### Provided records ###
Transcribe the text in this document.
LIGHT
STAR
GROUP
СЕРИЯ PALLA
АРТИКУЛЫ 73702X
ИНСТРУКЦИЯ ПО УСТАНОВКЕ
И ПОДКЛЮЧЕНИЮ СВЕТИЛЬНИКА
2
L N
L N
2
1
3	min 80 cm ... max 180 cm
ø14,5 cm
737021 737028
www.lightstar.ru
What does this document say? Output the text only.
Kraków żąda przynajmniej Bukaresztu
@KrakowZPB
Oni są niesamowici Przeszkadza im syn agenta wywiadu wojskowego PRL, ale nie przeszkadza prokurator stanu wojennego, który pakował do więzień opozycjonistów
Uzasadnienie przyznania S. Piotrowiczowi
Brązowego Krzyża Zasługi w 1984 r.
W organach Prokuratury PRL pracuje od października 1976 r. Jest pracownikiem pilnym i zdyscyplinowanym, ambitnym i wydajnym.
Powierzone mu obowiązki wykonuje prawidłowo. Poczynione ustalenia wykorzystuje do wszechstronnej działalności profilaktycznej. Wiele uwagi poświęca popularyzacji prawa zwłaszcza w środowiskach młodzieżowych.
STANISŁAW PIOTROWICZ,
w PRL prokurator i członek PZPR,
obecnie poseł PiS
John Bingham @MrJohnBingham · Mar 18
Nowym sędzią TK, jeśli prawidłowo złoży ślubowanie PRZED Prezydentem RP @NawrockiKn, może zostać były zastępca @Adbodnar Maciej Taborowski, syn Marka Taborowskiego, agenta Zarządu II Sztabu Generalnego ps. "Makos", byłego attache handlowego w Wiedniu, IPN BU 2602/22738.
###
◆ **Exercise aim**:
All records above must be set down exactly, please.

◆ **Exercise answer**:
Transcribe the text in this document.
LIGHT
STAR
GROUP
СЕРИЯ PALLA
АРТИКУЛЫ 73702X
ИНСТРУКЦИЯ ПО УСТАНОВКЕ
И ПОДКЛЮЧЕНИЮ СВЕТИЛЬНИКА
2
L N
L N
2
1
3	min 80 cm ... max 180 cm
ø14,5 cm
737021 737028
www.lightstar.ru
What does this document say? Output the text only.
Kraków żąda przynajmniej Bukaresztu
@KrakowZPB
Oni są niesamowici Przeszkadza im syn agenta wywiadu wojskowego PRL, ale nie przeszkadza prokurator stanu wojennego, który pakował do więzień opozycjonistów
Uzasadnienie przyznania S. Piotrowiczowi
Brązowego Krzyża Zasługi w 1984 r.
W organach Prokuratury PRL pracuje od października 1976 r. Jest pracownikiem pilnym i zdyscyplinowanym, ambitnym i wydajnym.
Powierzone mu obowiązki wykonuje prawidłowo. Poczynione ustalenia wykorzystuje do wszechstronnej działalności profilaktycznej. Wiele uwagi poświęca popularyzacji prawa zwłaszcza w środowiskach młodzieżowych.
STANISŁAW PIOTROWICZ,
w PRL prokurator i członek PZPR,
obecnie poseł PiS
John Bingham @MrJohnBingham · Mar 18
Nowym sędzią TK, jeśli prawidłowo złoży ślubowanie PRZED Prezydentem RP @NawrockiKn, może zostać były zastępca @Adbodnar Maciej Taborowski, syn Marka Taborowskiego, agenta Zarządu II Sztabu Generalnego ps. "Makos", byłego attache handlowego w Wiedniu, IPN BU 2602/22738.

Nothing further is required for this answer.